> [Tasks to carry out]
1 – Swap "free meals" for "complimentary meals" and write out the report on Bihar's community kitchens, starting at "Keeping this in" and ending at "freshly cooked meals.".
2 – Does each statement agree with the report on Bihar's community kitchens? Answer yes or no, and quote the deciding words. (a) The meals are served three times a day. (b) People do not need an Aadhaar card or ration card to get the meals. (c) As of May 10, more people were eating these meals in Gaya than in Katihar.

> [Provided text]
While Bihar is under a complete lockdown from May 5 to May 15, the state government is running community kitchens across all the districts to feed hot meals twice a day to the poor and the homeless.
The state government is running more than 300 community kitchens across 38 districts feeding about 55,000 people a day. Pics: By arrangement
Bihar government has put the entire state under a complete lockdown from May 5 to May 15 in order to control the COVID19 cases. A complete lockdown means loss of livelihood for many, especially the daily wager workers who are able to feed themselves and their families only if they work that particular day.
Keeping this in mind, the state government is running more than 300 community kitchens across 38 districts feeding about 55,000 people a day. A notice to this effect was issued on May 4 directing community kitchens to be set up at selected sites and cooked meals be served to the poor, beggars and homeless people. There is no need for any ID proof like Aadhaar card or ration card to avail these free meals, which are provided twice a day.
As of May 10, Patna district had 11,534 people consuming these meals, followed by 4,453 in Gaya and 2,851 in Katihar. And the numbers are rising fast.
On May 10 morning, there were seven community kitchens in Saran district feeding 504 people a day. As of today (May 12), it has jumped to 23 community kitchens feeding 2,775 people a day. Poor people, rickshaw pullers, and homeless men, women and children visit these kitchens to have freshly cooked meals.

> [Data extract]
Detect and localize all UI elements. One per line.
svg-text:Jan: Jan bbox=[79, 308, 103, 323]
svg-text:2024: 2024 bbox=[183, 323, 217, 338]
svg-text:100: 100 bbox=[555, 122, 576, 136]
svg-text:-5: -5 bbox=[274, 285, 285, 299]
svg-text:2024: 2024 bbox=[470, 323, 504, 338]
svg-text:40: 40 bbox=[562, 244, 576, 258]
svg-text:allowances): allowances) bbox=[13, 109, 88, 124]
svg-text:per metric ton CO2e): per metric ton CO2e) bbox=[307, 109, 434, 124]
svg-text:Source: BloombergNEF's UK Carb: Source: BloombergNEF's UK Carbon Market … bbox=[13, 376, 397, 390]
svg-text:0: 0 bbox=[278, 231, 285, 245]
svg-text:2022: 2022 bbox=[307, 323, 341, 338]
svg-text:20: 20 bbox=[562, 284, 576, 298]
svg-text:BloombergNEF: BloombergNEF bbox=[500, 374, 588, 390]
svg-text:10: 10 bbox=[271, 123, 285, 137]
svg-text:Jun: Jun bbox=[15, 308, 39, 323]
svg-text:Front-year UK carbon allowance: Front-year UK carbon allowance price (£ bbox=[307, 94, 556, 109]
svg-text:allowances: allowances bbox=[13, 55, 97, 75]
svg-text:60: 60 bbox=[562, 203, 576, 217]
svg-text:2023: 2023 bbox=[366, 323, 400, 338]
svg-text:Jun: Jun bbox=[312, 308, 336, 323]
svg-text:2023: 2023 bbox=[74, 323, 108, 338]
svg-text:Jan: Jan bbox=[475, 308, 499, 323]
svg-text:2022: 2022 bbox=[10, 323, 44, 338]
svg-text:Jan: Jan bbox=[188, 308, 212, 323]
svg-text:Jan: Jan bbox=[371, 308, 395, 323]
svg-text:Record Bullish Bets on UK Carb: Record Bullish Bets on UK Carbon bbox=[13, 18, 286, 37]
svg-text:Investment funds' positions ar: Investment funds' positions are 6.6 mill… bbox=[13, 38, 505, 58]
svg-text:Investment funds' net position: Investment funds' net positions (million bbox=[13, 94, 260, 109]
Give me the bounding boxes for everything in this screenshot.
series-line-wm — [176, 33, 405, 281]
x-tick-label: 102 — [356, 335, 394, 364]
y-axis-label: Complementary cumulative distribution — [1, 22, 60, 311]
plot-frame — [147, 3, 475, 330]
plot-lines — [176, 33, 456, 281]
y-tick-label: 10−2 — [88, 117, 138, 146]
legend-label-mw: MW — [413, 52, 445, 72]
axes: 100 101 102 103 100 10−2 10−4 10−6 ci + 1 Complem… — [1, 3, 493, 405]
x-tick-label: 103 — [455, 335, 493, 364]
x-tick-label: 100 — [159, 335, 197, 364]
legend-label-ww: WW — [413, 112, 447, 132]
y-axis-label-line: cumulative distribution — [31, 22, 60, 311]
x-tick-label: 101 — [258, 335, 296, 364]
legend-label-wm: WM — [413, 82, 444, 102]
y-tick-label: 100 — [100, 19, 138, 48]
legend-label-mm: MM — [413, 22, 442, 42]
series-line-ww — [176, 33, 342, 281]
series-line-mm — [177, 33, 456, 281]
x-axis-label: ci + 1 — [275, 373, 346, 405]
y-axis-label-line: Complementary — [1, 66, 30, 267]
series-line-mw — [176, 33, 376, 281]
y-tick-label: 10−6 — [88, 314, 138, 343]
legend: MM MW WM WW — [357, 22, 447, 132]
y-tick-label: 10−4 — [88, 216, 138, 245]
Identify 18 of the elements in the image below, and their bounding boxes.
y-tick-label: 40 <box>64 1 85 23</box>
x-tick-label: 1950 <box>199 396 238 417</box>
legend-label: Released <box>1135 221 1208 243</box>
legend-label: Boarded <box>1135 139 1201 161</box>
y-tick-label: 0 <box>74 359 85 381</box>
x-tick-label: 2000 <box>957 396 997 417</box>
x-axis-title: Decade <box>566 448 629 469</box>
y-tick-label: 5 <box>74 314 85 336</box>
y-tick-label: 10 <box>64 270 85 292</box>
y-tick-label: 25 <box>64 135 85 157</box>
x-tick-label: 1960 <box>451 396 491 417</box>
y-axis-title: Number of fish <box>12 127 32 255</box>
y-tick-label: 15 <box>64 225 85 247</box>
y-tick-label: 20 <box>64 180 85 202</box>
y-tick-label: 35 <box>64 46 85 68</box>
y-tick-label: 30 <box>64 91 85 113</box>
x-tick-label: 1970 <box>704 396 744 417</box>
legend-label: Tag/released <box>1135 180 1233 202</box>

> [Your responses]
1 –
Keeping this in mind, the state government is running more than 300 community kitchens across 38 districts feeding about 55,000 people a day. A notice to this effect was issued on May 4 directing community kitchens to be set up at selected sites and cooked meals be served to the poor, beggars and homeless people. There is no need for any ID proof like Aadhaar card or ration card to avail these complimentary meals, which are provided twice a day.
As of May 10, Patna district had 11,534 people consuming these meals, followed by 4,453 in Gaya and 2,851 in Katihar. And the numbers are rising fast.
On May 10 morning, there were seven community kitchens in Saran district feeding 504 people a day. As of today (May 12), it has jumped to 23 community kitchens feeding 2,775 people a day. Poor people, rickshaw pullers, and homeless men, women and children visit these kitchens to have freshly cooked meals.

2 –
(a) No: "which are provided twice a day."
(b) Yes: "There is no need for any ID proof like Aadhaar card or ration card to avail these free meals"
(c) Yes: "followed by 4,453 in Gaya and 2,851 in Katihar"